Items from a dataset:

——

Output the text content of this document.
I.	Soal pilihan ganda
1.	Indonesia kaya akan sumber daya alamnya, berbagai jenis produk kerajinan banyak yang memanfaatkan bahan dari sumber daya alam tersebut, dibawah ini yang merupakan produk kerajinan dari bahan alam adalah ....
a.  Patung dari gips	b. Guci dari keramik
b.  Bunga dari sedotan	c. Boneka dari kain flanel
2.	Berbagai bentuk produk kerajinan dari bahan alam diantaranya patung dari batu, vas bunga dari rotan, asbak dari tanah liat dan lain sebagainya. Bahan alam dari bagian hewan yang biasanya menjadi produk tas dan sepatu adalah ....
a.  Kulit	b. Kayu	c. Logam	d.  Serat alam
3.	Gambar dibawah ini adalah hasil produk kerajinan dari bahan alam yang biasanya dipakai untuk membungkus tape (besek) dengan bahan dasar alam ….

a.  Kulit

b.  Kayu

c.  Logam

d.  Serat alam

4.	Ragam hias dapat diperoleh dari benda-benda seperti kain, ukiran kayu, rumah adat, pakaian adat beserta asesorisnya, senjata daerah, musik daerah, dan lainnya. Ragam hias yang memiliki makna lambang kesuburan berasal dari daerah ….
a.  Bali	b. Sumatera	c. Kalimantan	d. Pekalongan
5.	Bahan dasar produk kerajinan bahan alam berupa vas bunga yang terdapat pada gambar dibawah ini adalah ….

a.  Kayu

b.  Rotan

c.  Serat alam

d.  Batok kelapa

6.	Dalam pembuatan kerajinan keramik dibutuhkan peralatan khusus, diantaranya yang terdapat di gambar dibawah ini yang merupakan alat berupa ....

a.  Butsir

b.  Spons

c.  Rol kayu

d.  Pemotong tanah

——

• Problem to solve
Copy the data above exactly. Every line must be included.

• Exercise solution
Output the text content of this document.
I.	Soal pilihan ganda
1.	Indonesia kaya akan sumber daya alamnya, berbagai jenis produk kerajinan banyak yang memanfaatkan bahan dari sumber daya alam tersebut, dibawah ini yang merupakan produk kerajinan dari bahan alam adalah ....
a.  Patung dari gips	b. Guci dari keramik
b.  Bunga dari sedotan	c. Boneka dari kain flanel
2.	Berbagai bentuk produk kerajinan dari bahan alam diantaranya patung dari batu, vas bunga dari rotan, asbak dari tanah liat dan lain sebagainya. Bahan alam dari bagian hewan yang biasanya menjadi produk tas dan sepatu adalah ....
a.  Kulit	b. Kayu	c. Logam	d.  Serat alam
3.	Gambar dibawah ini adalah hasil produk kerajinan dari bahan alam yang biasanya dipakai untuk membungkus tape (besek) dengan bahan dasar alam ….

a.  Kulit

b.  Kayu

c.  Logam

d.  Serat alam

4.	Ragam hias dapat diperoleh dari benda-benda seperti kain, ukiran kayu, rumah adat, pakaian adat beserta asesorisnya, senjata daerah, musik daerah, dan lainnya. Ragam hias yang memiliki makna lambang kesuburan berasal dari daerah ….
a.  Bali	b. Sumatera	c. Kalimantan	d. Pekalongan
5.	Bahan dasar produk kerajinan bahan alam berupa vas bunga yang terdapat pada gambar dibawah ini adalah ….

a.  Kayu

b.  Rotan

c.  Serat alam

d.  Batok kelapa

6.	Dalam pembuatan kerajinan keramik dibutuhkan peralatan khusus, diantaranya yang terdapat di gambar dibawah ini yang merupakan alat berupa ....

a.  Butsir

b.  Spons

c.  Rol kayu

d.  Pemotong tanah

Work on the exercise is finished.